=== Data rows ===

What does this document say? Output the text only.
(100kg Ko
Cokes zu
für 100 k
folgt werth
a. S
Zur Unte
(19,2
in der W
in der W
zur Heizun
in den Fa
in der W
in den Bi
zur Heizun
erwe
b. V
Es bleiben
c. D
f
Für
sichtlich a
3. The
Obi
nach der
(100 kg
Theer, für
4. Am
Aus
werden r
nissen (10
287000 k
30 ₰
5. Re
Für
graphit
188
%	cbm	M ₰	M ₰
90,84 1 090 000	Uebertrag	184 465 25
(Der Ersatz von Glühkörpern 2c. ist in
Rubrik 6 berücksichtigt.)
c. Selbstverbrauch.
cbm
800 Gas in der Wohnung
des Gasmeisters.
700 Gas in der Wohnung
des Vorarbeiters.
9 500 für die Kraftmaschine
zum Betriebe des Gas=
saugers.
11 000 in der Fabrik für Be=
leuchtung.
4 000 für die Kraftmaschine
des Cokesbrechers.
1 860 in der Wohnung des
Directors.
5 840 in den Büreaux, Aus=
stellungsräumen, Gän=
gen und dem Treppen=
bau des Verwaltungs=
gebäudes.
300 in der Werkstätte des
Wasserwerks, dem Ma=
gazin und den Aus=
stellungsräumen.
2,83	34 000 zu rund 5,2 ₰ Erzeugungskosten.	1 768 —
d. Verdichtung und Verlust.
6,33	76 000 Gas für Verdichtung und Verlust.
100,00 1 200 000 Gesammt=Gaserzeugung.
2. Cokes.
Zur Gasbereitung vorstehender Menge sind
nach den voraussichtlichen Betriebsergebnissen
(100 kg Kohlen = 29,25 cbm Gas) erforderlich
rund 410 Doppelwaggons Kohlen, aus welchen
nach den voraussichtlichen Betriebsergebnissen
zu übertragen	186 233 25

===

■ **Instructions for the task**
Count how many lines hold the string "Kohlen" and give that number alone.

■ **Response for this exercise**
2